■ Stated task
Rewrite the listing below, swapping each occurrence of "chevron-up-icon" for "caret-up-icon" and keeping every other character as it is.

[Stored items from a collection]
════════════════════
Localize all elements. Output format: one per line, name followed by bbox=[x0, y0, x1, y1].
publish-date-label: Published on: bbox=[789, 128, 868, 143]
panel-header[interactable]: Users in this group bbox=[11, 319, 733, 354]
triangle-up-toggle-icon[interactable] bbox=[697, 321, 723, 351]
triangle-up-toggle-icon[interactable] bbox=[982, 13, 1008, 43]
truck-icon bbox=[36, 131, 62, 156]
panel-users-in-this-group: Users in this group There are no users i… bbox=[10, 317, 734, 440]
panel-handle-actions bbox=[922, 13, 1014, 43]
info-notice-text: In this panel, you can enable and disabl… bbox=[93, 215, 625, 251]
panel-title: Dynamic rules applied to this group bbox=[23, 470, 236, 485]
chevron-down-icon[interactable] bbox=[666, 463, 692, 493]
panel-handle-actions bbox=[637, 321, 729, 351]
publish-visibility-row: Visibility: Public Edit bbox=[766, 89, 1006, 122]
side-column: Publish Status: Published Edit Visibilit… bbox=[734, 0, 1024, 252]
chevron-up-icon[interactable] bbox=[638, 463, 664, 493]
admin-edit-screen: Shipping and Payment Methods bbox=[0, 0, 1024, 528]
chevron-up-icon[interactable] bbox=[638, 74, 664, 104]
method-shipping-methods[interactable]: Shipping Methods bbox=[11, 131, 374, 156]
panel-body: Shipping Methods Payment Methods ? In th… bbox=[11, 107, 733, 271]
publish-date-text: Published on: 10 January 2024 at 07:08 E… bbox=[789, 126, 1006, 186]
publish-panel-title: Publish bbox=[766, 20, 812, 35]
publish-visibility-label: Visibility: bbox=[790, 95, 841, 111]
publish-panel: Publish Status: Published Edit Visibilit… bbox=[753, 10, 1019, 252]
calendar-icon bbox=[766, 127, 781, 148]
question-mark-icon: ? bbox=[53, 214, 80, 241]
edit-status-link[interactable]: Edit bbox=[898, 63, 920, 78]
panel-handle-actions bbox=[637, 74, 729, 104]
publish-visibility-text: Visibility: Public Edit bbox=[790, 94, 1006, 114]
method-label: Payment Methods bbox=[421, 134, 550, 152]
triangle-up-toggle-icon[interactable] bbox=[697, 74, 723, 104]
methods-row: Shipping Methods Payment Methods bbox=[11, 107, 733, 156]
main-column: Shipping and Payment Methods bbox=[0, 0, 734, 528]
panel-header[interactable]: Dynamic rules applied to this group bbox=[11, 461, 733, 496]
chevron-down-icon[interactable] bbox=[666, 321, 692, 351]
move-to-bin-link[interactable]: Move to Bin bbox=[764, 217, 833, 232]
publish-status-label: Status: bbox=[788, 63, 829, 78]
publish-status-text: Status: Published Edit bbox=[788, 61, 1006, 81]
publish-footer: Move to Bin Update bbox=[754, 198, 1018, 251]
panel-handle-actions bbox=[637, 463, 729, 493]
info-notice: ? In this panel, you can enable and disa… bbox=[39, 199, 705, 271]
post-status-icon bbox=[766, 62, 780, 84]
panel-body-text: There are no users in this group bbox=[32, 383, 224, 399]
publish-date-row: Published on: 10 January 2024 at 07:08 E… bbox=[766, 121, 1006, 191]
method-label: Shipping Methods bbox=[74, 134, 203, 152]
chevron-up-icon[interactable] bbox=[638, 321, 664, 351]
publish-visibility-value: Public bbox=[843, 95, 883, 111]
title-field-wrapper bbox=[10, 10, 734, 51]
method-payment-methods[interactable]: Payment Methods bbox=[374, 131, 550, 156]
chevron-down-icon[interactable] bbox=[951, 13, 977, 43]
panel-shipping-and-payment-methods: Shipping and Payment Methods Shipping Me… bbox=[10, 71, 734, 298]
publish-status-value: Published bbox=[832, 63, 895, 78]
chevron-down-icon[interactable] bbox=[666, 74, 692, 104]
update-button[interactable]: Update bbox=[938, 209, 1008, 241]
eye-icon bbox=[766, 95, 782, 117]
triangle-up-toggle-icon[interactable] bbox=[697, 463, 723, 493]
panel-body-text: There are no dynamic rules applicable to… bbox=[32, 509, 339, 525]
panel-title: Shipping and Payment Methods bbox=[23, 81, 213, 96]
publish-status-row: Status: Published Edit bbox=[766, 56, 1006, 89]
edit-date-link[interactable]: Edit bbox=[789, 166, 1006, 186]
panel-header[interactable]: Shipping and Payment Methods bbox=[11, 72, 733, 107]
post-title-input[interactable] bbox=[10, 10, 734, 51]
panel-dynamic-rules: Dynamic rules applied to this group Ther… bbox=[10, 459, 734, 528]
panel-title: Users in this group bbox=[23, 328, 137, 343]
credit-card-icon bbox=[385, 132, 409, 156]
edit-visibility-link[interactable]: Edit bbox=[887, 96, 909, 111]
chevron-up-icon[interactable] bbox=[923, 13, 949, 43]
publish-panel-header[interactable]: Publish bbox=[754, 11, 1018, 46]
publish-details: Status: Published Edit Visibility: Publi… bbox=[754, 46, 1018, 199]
════════════════════
■ Output of the task
Localize all elements. Output format: one per line, name followed by bbox=[x0, y0, x1, y1].
publish-date-label: Published on: bbox=[789, 128, 868, 143]
panel-header[interactable]: Users in this group bbox=[11, 319, 733, 354]
triangle-up-toggle-icon[interactable] bbox=[697, 321, 723, 351]
triangle-up-toggle-icon[interactable] bbox=[982, 13, 1008, 43]
truck-icon bbox=[36, 131, 62, 156]
panel-users-in-this-group: Users in this group There are no users i… bbox=[10, 317, 734, 440]
panel-handle-actions bbox=[922, 13, 1014, 43]
info-notice-text: In this panel, you can enable and disabl… bbox=[93, 215, 625, 251]
panel-title: Dynamic rules applied to this group bbox=[23, 470, 236, 485]
chevron-down-icon[interactable] bbox=[666, 463, 692, 493]
panel-handle-actions bbox=[637, 321, 729, 351]
publish-visibility-row: Visibility: Public Edit bbox=[766, 89, 1006, 122]
side-column: Publish Status: Published Edit Visibilit… bbox=[734, 0, 1024, 252]
caret-up-icon[interactable] bbox=[638, 463, 664, 493]
admin-edit-screen: Shipping and Payment Methods bbox=[0, 0, 1024, 528]
caret-up-icon[interactable] bbox=[638, 74, 664, 104]
method-shipping-methods[interactable]: Shipping Methods bbox=[11, 131, 374, 156]
panel-body: Shipping Methods Payment Methods ? In th… bbox=[11, 107, 733, 271]
publish-date-text: Published on: 10 January 2024 at 07:08 E… bbox=[789, 126, 1006, 186]
publish-panel-title: Publish bbox=[766, 20, 812, 35]
publish-visibility-label: Visibility: bbox=[790, 95, 841, 111]
publish-panel: Publish Status: Published Edit Visibilit… bbox=[753, 10, 1019, 252]
calendar-icon bbox=[766, 127, 781, 148]
question-mark-icon: ? bbox=[53, 214, 80, 241]
edit-status-link[interactable]: Edit bbox=[898, 63, 920, 78]
panel-handle-actions bbox=[637, 74, 729, 104]
publish-visibility-text: Visibility: Public Edit bbox=[790, 94, 1006, 114]
method-label: Payment Methods bbox=[421, 134, 550, 152]
triangle-up-toggle-icon[interactable] bbox=[697, 74, 723, 104]
methods-row: Shipping Methods Payment Methods bbox=[11, 107, 733, 156]
main-column: Shipping and Payment Methods bbox=[0, 0, 734, 528]
panel-header[interactable]: Dynamic rules applied to this group bbox=[11, 461, 733, 496]
chevron-down-icon[interactable] bbox=[666, 321, 692, 351]
move-to-bin-link[interactable]: Move to Bin bbox=[764, 217, 833, 232]
publish-status-label: Status: bbox=[788, 63, 829, 78]
publish-status-text: Status: Published Edit bbox=[788, 61, 1006, 81]
publish-footer: Move to Bin Update bbox=[754, 198, 1018, 251]
panel-handle-actions bbox=[637, 463, 729, 493]
info-notice: ? In this panel, you can enable and disa… bbox=[39, 199, 705, 271]
post-status-icon bbox=[766, 62, 780, 84]
panel-body-text: There are no users in this group bbox=[32, 383, 224, 399]
publish-date-row: Published on: 10 January 2024 at 07:08 E… bbox=[766, 121, 1006, 191]
method-label: Shipping Methods bbox=[74, 134, 203, 152]
caret-up-icon[interactable] bbox=[638, 321, 664, 351]
publish-visibility-value: Public bbox=[843, 95, 883, 111]
title-field-wrapper bbox=[10, 10, 734, 51]
method-payment-methods[interactable]: Payment Methods bbox=[374, 131, 550, 156]
chevron-down-icon[interactable] bbox=[951, 13, 977, 43]
panel-shipping-and-payment-methods: Shipping and Payment Methods Shipping Me… bbox=[10, 71, 734, 298]
publish-status-value: Published bbox=[832, 63, 895, 78]
chevron-down-icon[interactable] bbox=[666, 74, 692, 104]
update-button[interactable]: Update bbox=[938, 209, 1008, 241]
eye-icon bbox=[766, 95, 782, 117]
triangle-up-toggle-icon[interactable] bbox=[697, 463, 723, 493]
panel-body-text: There are no dynamic rules applicable to… bbox=[32, 509, 339, 525]
panel-title: Shipping and Payment Methods bbox=[23, 81, 213, 96]
publish-status-row: Status: Published Edit bbox=[766, 56, 1006, 89]
edit-date-link[interactable]: Edit bbox=[789, 166, 1006, 186]
panel-header[interactable]: Shipping and Payment Methods bbox=[11, 72, 733, 107]
post-title-input[interactable] bbox=[10, 10, 734, 51]
panel-dynamic-rules: Dynamic rules applied to this group Ther… bbox=[10, 459, 734, 528]
panel-title: Users in this group bbox=[23, 328, 137, 343]
credit-card-icon bbox=[385, 132, 409, 156]
edit-visibility-link[interactable]: Edit bbox=[887, 96, 909, 111]
caret-up-icon[interactable] bbox=[923, 13, 949, 43]
publish-panel-header[interactable]: Publish bbox=[754, 11, 1018, 46]
publish-details: Status: Published Edit Visibility: Publi… bbox=[754, 46, 1018, 199]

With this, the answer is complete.